- Your objective
Look for the string "Gyro" in every line, and copy each line that has it.

- Data extract
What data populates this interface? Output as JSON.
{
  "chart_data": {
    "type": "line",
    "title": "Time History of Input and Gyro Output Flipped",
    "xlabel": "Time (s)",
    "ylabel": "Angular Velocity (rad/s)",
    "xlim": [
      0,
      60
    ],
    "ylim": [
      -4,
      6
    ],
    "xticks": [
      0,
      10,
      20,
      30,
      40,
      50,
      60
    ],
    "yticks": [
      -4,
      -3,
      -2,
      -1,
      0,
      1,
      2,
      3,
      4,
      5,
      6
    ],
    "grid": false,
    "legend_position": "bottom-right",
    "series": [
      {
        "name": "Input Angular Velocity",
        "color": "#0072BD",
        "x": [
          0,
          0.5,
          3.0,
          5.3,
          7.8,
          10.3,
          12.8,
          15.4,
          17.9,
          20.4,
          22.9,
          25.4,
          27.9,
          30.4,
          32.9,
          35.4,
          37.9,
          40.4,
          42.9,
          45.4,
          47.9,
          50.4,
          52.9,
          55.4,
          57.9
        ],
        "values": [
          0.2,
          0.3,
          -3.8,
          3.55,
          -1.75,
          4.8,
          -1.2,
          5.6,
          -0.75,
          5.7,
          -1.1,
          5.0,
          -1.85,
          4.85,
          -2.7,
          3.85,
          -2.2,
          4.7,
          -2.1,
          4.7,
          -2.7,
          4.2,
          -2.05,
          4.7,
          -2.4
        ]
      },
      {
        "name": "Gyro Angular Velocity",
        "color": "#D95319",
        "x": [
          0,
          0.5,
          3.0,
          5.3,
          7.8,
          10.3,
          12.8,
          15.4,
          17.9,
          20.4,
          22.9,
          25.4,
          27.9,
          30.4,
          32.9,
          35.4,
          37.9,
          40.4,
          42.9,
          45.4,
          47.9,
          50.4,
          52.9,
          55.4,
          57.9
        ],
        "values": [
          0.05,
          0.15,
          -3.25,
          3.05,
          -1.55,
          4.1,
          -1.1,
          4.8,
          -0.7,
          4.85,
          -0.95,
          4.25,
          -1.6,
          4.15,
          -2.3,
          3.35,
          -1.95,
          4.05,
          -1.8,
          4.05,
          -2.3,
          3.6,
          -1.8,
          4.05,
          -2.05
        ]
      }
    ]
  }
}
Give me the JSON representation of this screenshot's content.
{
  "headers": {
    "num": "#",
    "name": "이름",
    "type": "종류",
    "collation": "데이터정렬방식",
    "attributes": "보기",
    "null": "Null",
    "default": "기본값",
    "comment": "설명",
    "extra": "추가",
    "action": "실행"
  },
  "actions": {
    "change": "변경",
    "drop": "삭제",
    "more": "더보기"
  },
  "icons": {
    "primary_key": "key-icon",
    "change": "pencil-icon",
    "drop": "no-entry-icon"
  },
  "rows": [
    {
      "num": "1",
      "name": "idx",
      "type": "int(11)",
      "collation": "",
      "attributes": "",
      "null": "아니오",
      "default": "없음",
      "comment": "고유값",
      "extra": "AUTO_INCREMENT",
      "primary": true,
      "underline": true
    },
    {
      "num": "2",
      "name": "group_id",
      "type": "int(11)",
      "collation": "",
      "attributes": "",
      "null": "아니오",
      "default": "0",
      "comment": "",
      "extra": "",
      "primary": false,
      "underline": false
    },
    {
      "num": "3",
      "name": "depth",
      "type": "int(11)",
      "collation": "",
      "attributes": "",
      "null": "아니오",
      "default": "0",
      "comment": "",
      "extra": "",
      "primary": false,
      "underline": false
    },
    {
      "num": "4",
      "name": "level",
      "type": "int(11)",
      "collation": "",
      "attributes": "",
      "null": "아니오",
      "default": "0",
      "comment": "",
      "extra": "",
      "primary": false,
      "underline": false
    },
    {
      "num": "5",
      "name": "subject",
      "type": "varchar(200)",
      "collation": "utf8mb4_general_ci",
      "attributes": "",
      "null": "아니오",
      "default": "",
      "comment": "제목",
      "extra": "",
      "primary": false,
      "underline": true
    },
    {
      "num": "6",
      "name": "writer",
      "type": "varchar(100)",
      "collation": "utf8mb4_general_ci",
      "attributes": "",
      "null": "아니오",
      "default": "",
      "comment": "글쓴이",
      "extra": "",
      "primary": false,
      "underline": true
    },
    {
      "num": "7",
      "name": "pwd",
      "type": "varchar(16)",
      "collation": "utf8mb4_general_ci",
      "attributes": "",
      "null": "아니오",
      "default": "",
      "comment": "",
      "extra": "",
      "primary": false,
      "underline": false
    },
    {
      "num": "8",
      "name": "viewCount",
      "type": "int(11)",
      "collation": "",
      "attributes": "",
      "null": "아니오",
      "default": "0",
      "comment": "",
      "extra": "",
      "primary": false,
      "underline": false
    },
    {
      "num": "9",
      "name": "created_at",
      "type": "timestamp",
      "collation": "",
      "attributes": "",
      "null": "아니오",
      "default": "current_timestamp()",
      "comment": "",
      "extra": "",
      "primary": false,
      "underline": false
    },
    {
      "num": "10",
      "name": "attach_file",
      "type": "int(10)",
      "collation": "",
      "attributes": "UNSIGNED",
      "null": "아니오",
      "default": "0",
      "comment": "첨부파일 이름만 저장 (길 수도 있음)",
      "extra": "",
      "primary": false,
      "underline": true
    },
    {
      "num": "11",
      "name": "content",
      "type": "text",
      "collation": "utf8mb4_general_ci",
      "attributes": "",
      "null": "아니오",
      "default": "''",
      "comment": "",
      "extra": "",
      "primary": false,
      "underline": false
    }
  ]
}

- Output of the exercise
    "title": "Time History of Input and Gyro Output Flipped",
        "name": "Gyro Angular Velocity",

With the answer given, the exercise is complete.